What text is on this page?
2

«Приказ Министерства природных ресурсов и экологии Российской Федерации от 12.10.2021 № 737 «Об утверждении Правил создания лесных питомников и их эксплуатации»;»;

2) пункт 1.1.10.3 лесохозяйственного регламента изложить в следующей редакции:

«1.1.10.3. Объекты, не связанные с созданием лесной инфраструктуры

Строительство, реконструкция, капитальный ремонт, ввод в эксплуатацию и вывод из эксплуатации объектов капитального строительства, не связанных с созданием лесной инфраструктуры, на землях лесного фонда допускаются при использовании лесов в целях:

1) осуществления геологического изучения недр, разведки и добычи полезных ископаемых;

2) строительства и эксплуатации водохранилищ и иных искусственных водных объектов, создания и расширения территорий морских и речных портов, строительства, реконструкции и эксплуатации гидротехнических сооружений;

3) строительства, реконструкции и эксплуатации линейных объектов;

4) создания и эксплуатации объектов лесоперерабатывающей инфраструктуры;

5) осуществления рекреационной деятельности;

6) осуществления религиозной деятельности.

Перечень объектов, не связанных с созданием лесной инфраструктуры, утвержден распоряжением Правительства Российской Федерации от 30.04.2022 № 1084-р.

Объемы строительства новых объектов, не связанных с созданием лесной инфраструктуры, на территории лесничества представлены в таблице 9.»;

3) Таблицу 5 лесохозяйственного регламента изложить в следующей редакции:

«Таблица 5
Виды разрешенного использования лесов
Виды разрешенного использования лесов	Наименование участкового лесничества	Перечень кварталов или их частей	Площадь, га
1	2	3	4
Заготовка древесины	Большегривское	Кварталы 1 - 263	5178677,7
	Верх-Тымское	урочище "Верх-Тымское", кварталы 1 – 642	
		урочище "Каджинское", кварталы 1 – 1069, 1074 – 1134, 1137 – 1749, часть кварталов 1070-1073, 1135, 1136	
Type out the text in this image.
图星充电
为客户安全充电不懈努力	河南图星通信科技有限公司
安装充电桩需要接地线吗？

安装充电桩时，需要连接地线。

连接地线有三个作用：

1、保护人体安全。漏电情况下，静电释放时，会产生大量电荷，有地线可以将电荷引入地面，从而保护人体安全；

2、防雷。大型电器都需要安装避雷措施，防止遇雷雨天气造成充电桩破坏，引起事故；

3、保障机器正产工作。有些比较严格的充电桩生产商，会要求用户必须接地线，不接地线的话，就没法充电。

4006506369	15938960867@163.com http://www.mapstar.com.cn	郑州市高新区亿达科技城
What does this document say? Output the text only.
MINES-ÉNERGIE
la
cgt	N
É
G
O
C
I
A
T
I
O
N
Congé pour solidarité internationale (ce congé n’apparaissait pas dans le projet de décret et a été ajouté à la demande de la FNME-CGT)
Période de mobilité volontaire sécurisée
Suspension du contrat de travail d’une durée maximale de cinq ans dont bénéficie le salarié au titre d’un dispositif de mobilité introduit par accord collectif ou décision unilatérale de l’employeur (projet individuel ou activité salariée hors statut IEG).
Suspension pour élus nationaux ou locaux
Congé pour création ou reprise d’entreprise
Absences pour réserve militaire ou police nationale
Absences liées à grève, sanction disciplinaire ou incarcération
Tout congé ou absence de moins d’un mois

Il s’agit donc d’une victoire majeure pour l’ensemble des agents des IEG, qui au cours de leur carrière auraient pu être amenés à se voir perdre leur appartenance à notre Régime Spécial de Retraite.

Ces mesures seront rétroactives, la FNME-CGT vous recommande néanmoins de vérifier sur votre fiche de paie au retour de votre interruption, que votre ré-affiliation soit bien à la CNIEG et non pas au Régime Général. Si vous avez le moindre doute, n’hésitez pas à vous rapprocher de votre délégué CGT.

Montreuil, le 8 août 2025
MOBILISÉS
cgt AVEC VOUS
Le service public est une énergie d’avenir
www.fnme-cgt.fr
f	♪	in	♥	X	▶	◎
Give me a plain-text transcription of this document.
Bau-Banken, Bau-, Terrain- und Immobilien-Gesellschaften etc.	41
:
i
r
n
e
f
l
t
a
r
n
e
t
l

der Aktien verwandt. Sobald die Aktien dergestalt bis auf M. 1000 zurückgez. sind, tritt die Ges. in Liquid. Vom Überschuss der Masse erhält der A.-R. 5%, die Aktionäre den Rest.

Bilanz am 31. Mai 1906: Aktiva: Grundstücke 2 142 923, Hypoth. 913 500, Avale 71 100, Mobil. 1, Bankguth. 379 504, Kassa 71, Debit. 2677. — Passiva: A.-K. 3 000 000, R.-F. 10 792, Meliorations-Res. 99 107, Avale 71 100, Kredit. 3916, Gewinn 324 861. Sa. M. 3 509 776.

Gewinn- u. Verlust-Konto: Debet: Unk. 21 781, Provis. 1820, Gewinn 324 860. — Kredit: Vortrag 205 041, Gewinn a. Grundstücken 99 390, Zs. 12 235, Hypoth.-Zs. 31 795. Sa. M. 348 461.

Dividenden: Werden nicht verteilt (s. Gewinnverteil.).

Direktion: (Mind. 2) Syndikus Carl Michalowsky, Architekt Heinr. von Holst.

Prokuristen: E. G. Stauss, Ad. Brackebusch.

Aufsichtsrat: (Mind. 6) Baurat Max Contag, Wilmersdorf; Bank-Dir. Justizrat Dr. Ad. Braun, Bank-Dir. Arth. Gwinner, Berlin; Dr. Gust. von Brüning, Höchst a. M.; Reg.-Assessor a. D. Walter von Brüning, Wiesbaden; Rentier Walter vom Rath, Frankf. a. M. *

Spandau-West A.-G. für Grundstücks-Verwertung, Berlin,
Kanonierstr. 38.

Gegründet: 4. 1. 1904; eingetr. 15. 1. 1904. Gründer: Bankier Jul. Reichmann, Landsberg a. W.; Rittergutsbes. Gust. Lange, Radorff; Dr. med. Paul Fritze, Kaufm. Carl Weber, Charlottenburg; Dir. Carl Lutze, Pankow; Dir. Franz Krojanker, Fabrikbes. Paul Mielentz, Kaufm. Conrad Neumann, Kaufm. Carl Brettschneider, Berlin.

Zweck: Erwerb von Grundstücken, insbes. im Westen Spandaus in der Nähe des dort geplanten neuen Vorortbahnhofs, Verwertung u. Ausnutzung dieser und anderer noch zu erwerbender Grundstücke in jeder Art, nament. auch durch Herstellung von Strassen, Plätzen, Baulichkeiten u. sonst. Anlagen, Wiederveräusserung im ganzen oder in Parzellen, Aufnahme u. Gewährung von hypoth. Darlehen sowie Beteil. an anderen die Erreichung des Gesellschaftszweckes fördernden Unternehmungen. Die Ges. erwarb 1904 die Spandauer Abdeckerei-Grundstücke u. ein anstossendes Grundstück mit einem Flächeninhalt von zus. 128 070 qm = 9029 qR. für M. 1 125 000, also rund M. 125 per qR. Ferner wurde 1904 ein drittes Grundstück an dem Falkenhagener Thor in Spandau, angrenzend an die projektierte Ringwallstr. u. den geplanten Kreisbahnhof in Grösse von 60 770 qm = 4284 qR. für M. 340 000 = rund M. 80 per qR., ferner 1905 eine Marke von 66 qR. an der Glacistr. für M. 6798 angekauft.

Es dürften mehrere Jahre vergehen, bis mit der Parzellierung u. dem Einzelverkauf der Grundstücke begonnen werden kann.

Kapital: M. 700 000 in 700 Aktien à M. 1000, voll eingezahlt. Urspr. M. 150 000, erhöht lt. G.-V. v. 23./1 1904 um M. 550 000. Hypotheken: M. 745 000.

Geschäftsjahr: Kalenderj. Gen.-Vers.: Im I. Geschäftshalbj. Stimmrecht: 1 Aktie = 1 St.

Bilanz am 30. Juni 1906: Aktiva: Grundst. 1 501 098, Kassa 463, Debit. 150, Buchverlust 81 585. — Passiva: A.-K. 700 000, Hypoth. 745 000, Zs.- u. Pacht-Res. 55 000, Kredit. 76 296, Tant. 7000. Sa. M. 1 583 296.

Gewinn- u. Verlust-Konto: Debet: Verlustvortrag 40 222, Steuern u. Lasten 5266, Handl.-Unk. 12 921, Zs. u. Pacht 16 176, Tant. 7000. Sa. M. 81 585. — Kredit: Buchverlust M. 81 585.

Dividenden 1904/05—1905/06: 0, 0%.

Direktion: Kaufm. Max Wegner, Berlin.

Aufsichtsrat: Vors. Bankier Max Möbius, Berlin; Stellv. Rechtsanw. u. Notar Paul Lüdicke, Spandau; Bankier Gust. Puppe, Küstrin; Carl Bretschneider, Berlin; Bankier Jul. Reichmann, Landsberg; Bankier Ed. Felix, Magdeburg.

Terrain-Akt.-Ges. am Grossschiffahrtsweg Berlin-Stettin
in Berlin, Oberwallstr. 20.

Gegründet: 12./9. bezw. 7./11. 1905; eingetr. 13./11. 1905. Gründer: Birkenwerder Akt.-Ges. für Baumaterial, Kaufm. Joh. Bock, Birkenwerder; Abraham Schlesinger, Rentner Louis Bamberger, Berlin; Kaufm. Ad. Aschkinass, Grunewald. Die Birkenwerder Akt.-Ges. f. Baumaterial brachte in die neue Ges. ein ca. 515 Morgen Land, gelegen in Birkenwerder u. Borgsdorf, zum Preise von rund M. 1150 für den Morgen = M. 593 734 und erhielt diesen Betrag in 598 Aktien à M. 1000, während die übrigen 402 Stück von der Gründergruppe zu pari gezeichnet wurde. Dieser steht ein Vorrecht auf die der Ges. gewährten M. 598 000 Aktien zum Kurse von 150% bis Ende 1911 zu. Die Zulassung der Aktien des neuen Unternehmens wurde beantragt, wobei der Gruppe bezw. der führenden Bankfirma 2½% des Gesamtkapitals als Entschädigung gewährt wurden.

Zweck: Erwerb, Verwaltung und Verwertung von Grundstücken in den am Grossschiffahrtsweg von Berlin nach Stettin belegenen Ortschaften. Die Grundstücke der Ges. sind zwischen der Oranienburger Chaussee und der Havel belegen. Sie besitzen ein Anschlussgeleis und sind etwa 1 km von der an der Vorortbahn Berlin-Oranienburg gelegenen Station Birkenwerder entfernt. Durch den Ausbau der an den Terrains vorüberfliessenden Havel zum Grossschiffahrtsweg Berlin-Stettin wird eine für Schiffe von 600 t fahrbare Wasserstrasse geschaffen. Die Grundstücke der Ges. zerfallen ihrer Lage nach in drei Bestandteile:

==================================================

◆ **Goal**
In the records, locate each line holding the string "mobilité" and copy it.

◆ **Task response**
Période de mobilité volontaire sécurisée
Suspension du contrat de travail d’une durée maximale de cinq ans dont bénéficie le salarié au titre d’un dispositif de mobilité introduit par accord collectif ou décision unilatérale de l’employeur (projet individuel ou activité salariée hors statut IEG).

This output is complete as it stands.